GIVEN PROBLEM:
Pictures should be excluded; otherwise, copy every entry exactly.

DATA TO USE:
►

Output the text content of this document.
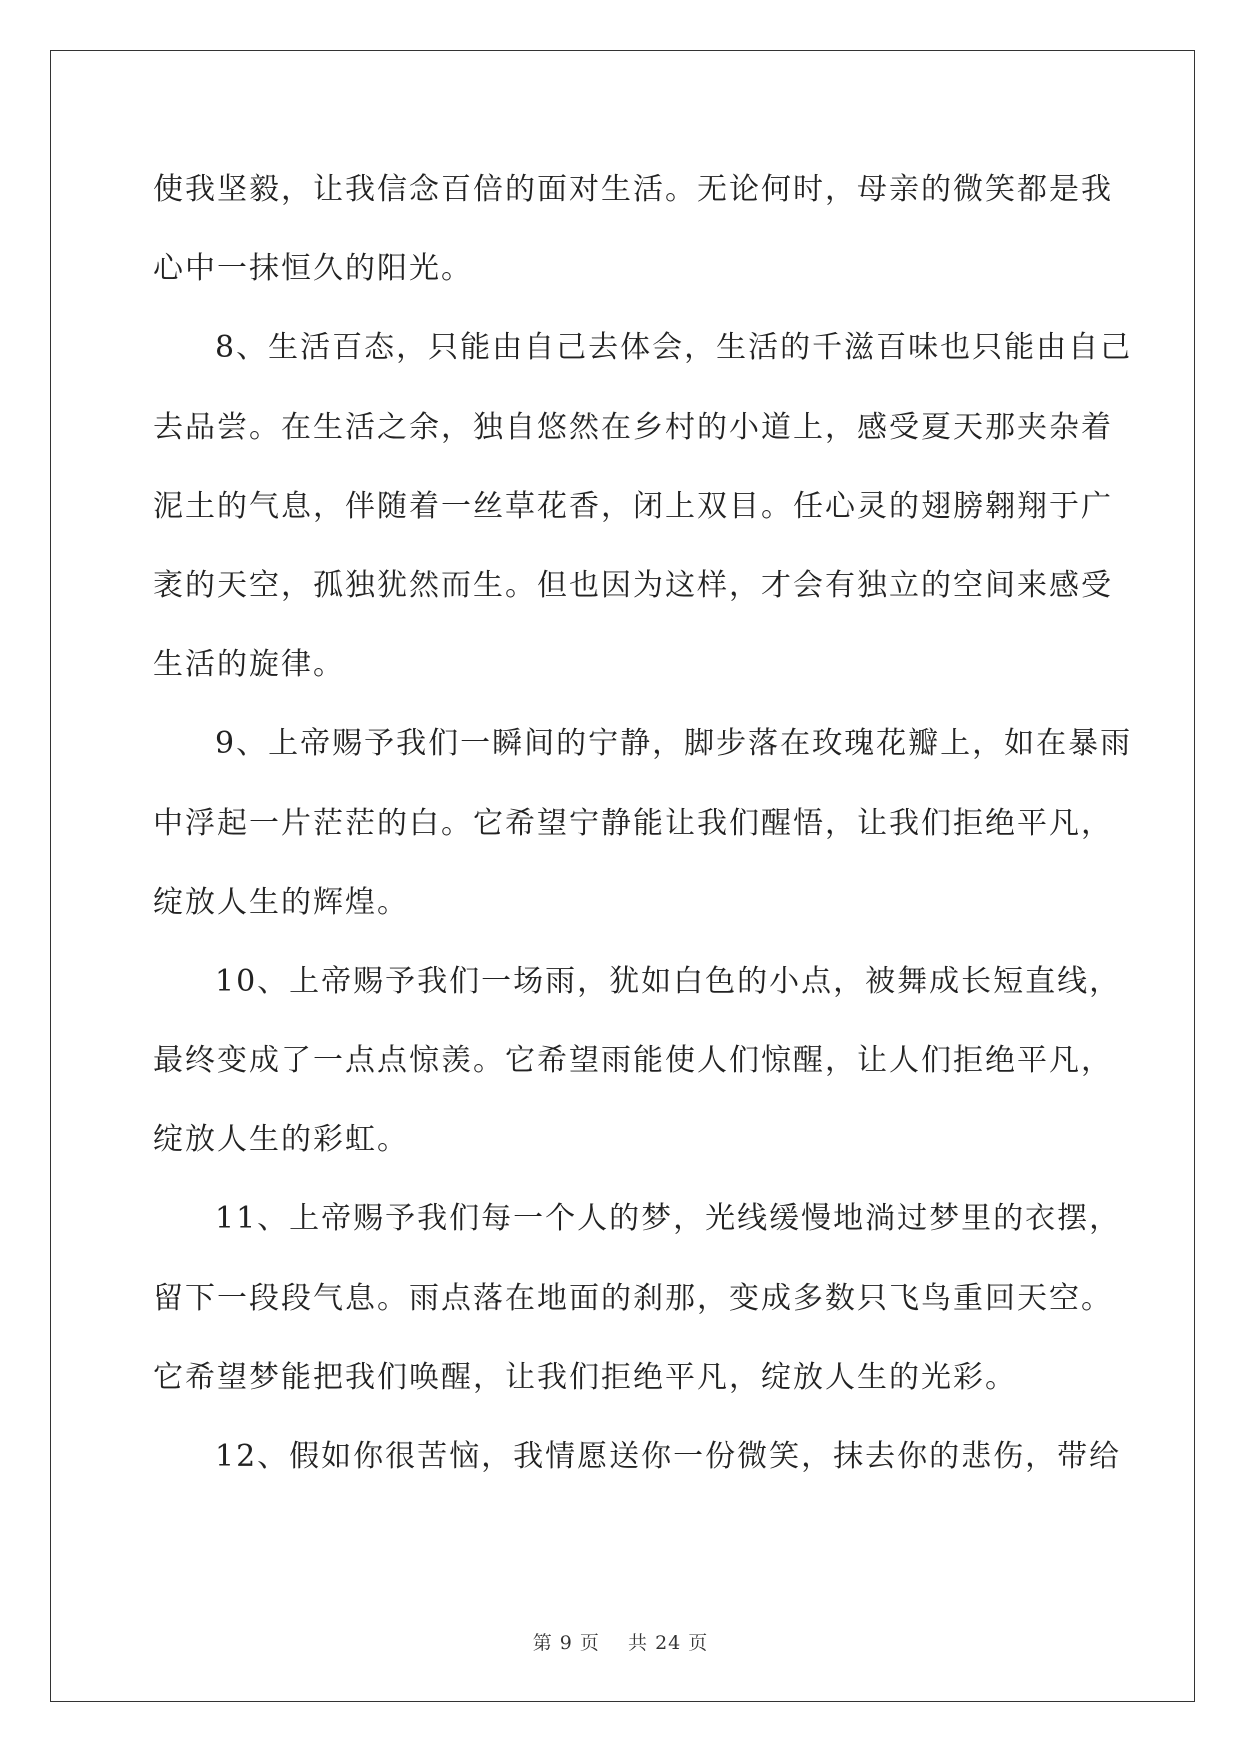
使我坚毅，让我信念百倍的面对生活。无论何时，母亲的微笑都是我
心中一抹恒久的阳光。
8、生活百态，只能由自己去体会，生活的千滋百味也只能由自己
去品尝。在生活之余，独自悠然在乡村的小道上，感受夏天那夹杂着
泥土的气息，伴随着一丝草花香，闭上双目。任心灵的翅膀翱翔于广
袤的天空，孤独犹然而生。但也因为这样，才会有独立的空间来感受
生活的旋律。
9、上帝赐予我们一瞬间的宁静，脚步落在玫瑰花瓣上，如在暴雨
中浮起一片茫茫的白。它希望宁静能让我们醒悟，让我们拒绝平凡，
绽放人生的辉煌。
10、上帝赐予我们一场雨，犹如白色的小点，被舞成长短直线，
最终变成了一点点惊羡。它希望雨能使人们惊醒，让人们拒绝平凡，
绽放人生的彩虹。
11、上帝赐予我们每一个人的梦，光线缓慢地淌过梦里的衣摆，
留下一段段气息。雨点落在地面的刹那，变成多数只飞鸟重回天空。
它希望梦能把我们唤醒，让我们拒绝平凡，绽放人生的光彩。
12、假如你很苦恼，我情愿送你一份微笑，抹去你的悲伤，带给
第 9 页 共 24 页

◄

SOLUTION BELOW:
Output the text content of this document.
使我坚毅，让我信念百倍的面对生活。无论何时，母亲的微笑都是我
心中一抹恒久的阳光。
8、生活百态，只能由自己去体会，生活的千滋百味也只能由自己
去品尝。在生活之余，独自悠然在乡村的小道上，感受夏天那夹杂着
泥土的气息，伴随着一丝草花香，闭上双目。任心灵的翅膀翱翔于广
袤的天空，孤独犹然而生。但也因为这样，才会有独立的空间来感受
生活的旋律。
9、上帝赐予我们一瞬间的宁静，脚步落在玫瑰花瓣上，如在暴雨
中浮起一片茫茫的白。它希望宁静能让我们醒悟，让我们拒绝平凡，
绽放人生的辉煌。
10、上帝赐予我们一场雨，犹如白色的小点，被舞成长短直线，
最终变成了一点点惊羡。它希望雨能使人们惊醒，让人们拒绝平凡，
绽放人生的彩虹。
11、上帝赐予我们每一个人的梦，光线缓慢地淌过梦里的衣摆，
留下一段段气息。雨点落在地面的刹那，变成多数只飞鸟重回天空。
它希望梦能把我们唤醒，让我们拒绝平凡，绽放人生的光彩。
12、假如你很苦恼，我情愿送你一份微笑，抹去你的悲伤，带给
第 9 页 共 24 页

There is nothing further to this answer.